** START OF DATA **

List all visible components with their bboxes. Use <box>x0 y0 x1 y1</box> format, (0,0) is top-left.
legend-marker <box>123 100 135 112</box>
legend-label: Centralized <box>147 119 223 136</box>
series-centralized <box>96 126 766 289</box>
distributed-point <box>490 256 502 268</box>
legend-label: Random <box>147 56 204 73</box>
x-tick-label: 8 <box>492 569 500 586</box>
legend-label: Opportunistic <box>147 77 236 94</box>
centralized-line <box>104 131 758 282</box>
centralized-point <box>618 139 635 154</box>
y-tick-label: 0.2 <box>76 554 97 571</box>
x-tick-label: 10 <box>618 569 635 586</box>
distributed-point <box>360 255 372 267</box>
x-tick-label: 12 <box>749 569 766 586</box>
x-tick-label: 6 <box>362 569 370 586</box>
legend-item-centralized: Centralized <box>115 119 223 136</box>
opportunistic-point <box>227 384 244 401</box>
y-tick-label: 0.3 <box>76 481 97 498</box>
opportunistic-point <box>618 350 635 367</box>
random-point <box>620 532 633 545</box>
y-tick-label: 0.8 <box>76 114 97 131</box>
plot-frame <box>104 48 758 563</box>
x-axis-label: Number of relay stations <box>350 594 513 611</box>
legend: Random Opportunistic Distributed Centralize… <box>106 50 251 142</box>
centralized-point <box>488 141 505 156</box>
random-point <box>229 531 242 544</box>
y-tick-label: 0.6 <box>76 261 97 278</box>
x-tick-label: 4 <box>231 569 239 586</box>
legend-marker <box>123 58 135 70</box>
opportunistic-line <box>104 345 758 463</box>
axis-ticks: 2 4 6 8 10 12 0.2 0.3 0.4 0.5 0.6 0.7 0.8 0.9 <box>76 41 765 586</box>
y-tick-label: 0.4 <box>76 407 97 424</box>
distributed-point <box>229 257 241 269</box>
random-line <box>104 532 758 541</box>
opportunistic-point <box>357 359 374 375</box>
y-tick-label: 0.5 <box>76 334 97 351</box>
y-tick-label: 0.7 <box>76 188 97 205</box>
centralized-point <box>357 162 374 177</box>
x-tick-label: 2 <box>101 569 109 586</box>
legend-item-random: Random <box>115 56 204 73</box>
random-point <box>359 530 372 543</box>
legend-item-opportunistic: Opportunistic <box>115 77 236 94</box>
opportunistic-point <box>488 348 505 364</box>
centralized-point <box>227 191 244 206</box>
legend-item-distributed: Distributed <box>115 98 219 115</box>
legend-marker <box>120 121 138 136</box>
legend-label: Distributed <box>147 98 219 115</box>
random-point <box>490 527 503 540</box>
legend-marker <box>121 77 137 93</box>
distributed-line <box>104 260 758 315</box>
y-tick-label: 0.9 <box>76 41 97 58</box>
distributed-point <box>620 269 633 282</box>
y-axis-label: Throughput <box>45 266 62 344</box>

** END OF DATA **

## EXERCISE INSTRUCTIONS
Rewrite the entries from the start through the line containing "x-axis-label: Number of", replacing "relay stations" with "access points" and changing nothing else.

## ANSWER
List all visible components with their bboxes. Use <box>x0 y0 x1 y1</box> format, (0,0) is top-left.
legend-marker <box>123 100 135 112</box>
legend-label: Centralized <box>147 119 223 136</box>
series-centralized <box>96 126 766 289</box>
distributed-point <box>490 256 502 268</box>
legend-label: Random <box>147 56 204 73</box>
x-tick-label: 8 <box>492 569 500 586</box>
legend-label: Opportunistic <box>147 77 236 94</box>
centralized-line <box>104 131 758 282</box>
centralized-point <box>618 139 635 154</box>
y-tick-label: 0.2 <box>76 554 97 571</box>
x-tick-label: 10 <box>618 569 635 586</box>
distributed-point <box>360 255 372 267</box>
x-tick-label: 12 <box>749 569 766 586</box>
x-tick-label: 6 <box>362 569 370 586</box>
legend-item-centralized: Centralized <box>115 119 223 136</box>
opportunistic-point <box>227 384 244 401</box>
y-tick-label: 0.3 <box>76 481 97 498</box>
opportunistic-point <box>618 350 635 367</box>
random-point <box>620 532 633 545</box>
y-tick-label: 0.8 <box>76 114 97 131</box>
plot-frame <box>104 48 758 563</box>
x-axis-label: Number of access points <box>350 594 513 611</box>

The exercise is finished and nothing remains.